[What needs to be done] Write out the full set of records exactly. Any pictures in them do not belong in the copy.

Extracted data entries
○ ○ ○
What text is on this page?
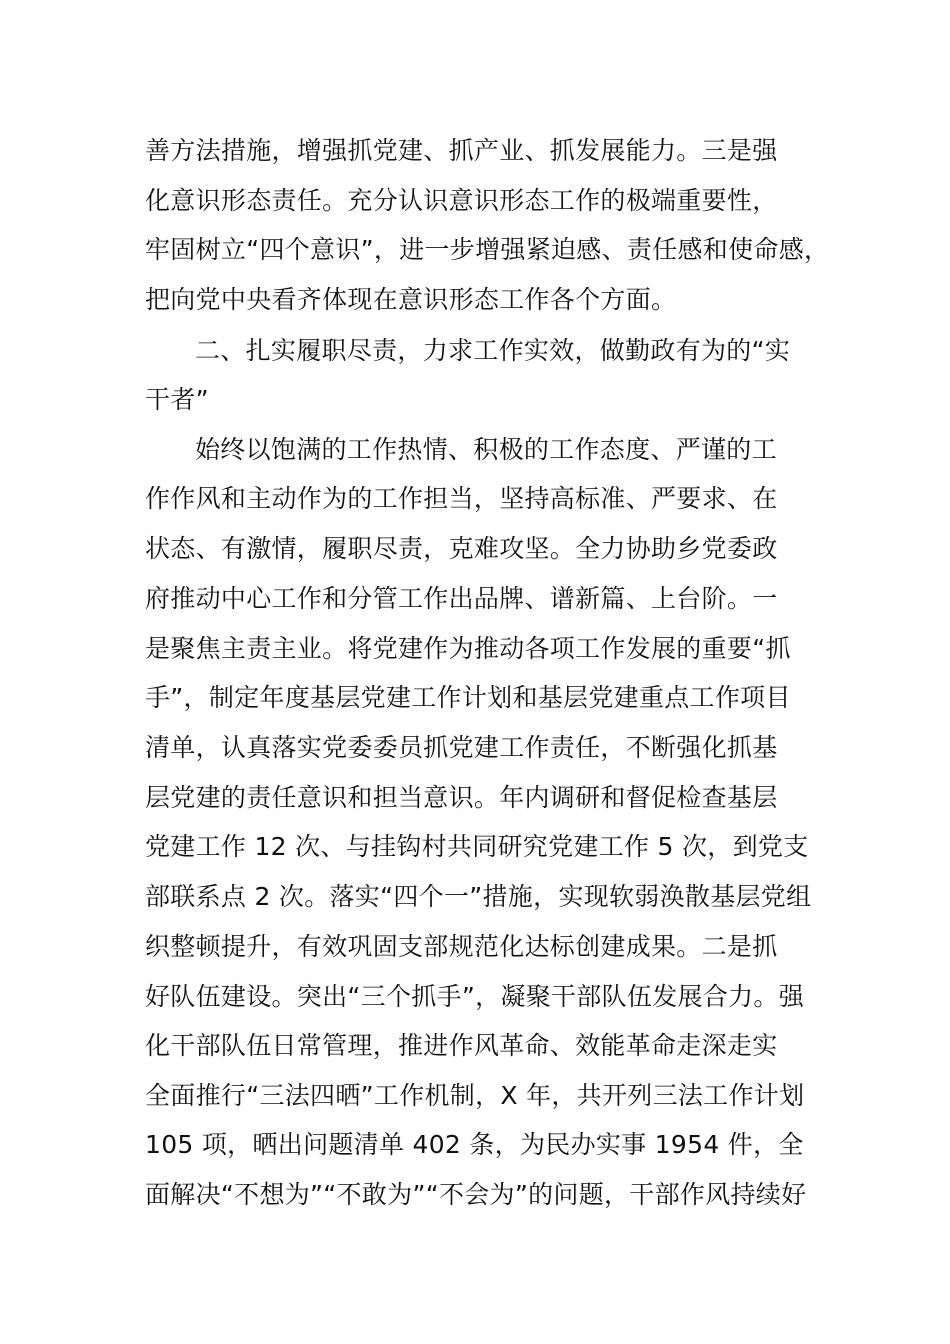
善方法措施，增强抓党建、抓产业、抓发展能力。三是强
化意识形态责任。充分认识意识形态工作的极端重要性，
牢固树立“四个意识”，进一步增强紧迫感、责任感和使命感，
把向党中央看齐体现在意识形态工作各个方面。
二、扎实履职尽责，力求工作实效，做勤政有为的“实
干者”
始终以饱满的工作热情、积极的工作态度、严谨的工
作作风和主动作为的工作担当，坚持高标准、严要求、在
状态、有激情，履职尽责，克难攻坚。全力协助乡党委政
府推动中心工作和分管工作出品牌、谱新篇、上台阶。一
是聚焦主责主业。将党建作为推动各项工作发展的重要“抓
手”，制定年度基层党建工作计划和基层党建重点工作项目
清单，认真落实党委委员抓党建工作责任，不断强化抓基
层党建的责任意识和担当意识。年内调研和督促检查基层
党建工作 12 次、与挂钩村共同研究党建工作 5 次，到党支
部联系点 2 次。落实“四个一”措施，实现软弱涣散基层党组
织整顿提升，有效巩固支部规范化达标创建成果。二是抓
好队伍建设。突出“三个抓手”，凝聚干部队伍发展合力。强
化干部队伍日常管理，推进作风革命、效能革命走深走实
全面推行“三法四晒”工作机制，X 年，共开列三法工作计划
105 项，晒出问题清单 402 条，为民办实事 1954 件，全
面解决“不想为”“不敢为”“不会为”的问题，干部作风持续好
○ ○ ○
[Solution to this problem]
What text is on this page?
善方法措施，增强抓党建、抓产业、抓发展能力。三是强
化意识形态责任。充分认识意识形态工作的极端重要性，
牢固树立“四个意识”，进一步增强紧迫感、责任感和使命感，
把向党中央看齐体现在意识形态工作各个方面。
二、扎实履职尽责，力求工作实效，做勤政有为的“实
干者”
始终以饱满的工作热情、积极的工作态度、严谨的工
作作风和主动作为的工作担当，坚持高标准、严要求、在
状态、有激情，履职尽责，克难攻坚。全力协助乡党委政
府推动中心工作和分管工作出品牌、谱新篇、上台阶。一
是聚焦主责主业。将党建作为推动各项工作发展的重要“抓
手”，制定年度基层党建工作计划和基层党建重点工作项目
清单，认真落实党委委员抓党建工作责任，不断强化抓基
层党建的责任意识和担当意识。年内调研和督促检查基层
党建工作 12 次、与挂钩村共同研究党建工作 5 次，到党支
部联系点 2 次。落实“四个一”措施，实现软弱涣散基层党组
织整顿提升，有效巩固支部规范化达标创建成果。二是抓
好队伍建设。突出“三个抓手”，凝聚干部队伍发展合力。强
化干部队伍日常管理，推进作风革命、效能革命走深走实
全面推行“三法四晒”工作机制，X 年，共开列三法工作计划
105 项，晒出问题清单 402 条，为民办实事 1954 件，全
面解决“不想为”“不敢为”“不会为”的问题，干部作风持续好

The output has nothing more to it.